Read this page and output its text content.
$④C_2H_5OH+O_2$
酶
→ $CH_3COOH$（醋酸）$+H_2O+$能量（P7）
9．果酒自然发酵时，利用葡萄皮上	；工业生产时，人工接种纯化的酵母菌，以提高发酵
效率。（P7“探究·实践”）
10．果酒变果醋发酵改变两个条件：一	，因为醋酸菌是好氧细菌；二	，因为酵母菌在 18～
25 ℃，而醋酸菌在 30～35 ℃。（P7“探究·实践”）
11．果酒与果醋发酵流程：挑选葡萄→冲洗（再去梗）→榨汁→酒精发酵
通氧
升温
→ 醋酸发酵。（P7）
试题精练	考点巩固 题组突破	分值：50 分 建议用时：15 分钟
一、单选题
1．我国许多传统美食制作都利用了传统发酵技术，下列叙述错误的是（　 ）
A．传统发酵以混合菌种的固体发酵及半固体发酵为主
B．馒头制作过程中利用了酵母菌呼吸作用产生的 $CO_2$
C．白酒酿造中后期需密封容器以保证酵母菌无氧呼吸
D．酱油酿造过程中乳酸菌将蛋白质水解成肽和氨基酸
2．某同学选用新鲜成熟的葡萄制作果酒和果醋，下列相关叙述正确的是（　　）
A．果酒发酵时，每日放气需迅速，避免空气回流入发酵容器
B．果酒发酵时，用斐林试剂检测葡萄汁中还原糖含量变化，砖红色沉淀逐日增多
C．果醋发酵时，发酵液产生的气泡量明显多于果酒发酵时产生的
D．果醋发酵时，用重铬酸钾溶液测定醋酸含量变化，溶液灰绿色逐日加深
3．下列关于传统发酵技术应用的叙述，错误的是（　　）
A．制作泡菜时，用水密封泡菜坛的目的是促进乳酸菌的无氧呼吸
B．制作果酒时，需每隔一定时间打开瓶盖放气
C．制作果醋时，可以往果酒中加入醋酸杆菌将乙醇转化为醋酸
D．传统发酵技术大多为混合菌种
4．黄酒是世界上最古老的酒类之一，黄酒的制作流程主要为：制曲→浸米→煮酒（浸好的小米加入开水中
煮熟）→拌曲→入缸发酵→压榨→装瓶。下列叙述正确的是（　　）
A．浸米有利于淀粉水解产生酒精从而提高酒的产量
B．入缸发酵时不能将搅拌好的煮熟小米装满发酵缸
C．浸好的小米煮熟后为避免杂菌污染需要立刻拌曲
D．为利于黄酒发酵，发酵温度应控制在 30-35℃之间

**Given request:** Copy out each line above, character for character.

**Result of the exercise:**
Read this page and output its text content.
$④C_2H_5OH+O_2$
酶
→ $CH_3COOH$（醋酸）$+H_2O+$能量（P7）
9．果酒自然发酵时，利用葡萄皮上	；工业生产时，人工接种纯化的酵母菌，以提高发酵
效率。（P7“探究·实践”）
10．果酒变果醋发酵改变两个条件：一	，因为醋酸菌是好氧细菌；二	，因为酵母菌在 18～
25 ℃，而醋酸菌在 30～35 ℃。（P7“探究·实践”）
11．果酒与果醋发酵流程：挑选葡萄→冲洗（再去梗）→榨汁→酒精发酵
通氧
升温
→ 醋酸发酵。（P7）
试题精练	考点巩固 题组突破	分值：50 分 建议用时：15 分钟
一、单选题
1．我国许多传统美食制作都利用了传统发酵技术，下列叙述错误的是（　 ）
A．传统发酵以混合菌种的固体发酵及半固体发酵为主
B．馒头制作过程中利用了酵母菌呼吸作用产生的 $CO_2$
C．白酒酿造中后期需密封容器以保证酵母菌无氧呼吸
D．酱油酿造过程中乳酸菌将蛋白质水解成肽和氨基酸
2．某同学选用新鲜成熟的葡萄制作果酒和果醋，下列相关叙述正确的是（　　）
A．果酒发酵时，每日放气需迅速，避免空气回流入发酵容器
B．果酒发酵时，用斐林试剂检测葡萄汁中还原糖含量变化，砖红色沉淀逐日增多
C．果醋发酵时，发酵液产生的气泡量明显多于果酒发酵时产生的
D．果醋发酵时，用重铬酸钾溶液测定醋酸含量变化，溶液灰绿色逐日加深
3．下列关于传统发酵技术应用的叙述，错误的是（　　）
A．制作泡菜时，用水密封泡菜坛的目的是促进乳酸菌的无氧呼吸
B．制作果酒时，需每隔一定时间打开瓶盖放气
C．制作果醋时，可以往果酒中加入醋酸杆菌将乙醇转化为醋酸
D．传统发酵技术大多为混合菌种
4．黄酒是世界上最古老的酒类之一，黄酒的制作流程主要为：制曲→浸米→煮酒（浸好的小米加入开水中
煮熟）→拌曲→入缸发酵→压榨→装瓶。下列叙述正确的是（　　）
A．浸米有利于淀粉水解产生酒精从而提高酒的产量
B．入缸发酵时不能将搅拌好的煮熟小米装满发酵缸
C．浸好的小米煮熟后为避免杂菌污染需要立刻拌曲
D．为利于黄酒发酵，发酵温度应控制在 30-35℃之间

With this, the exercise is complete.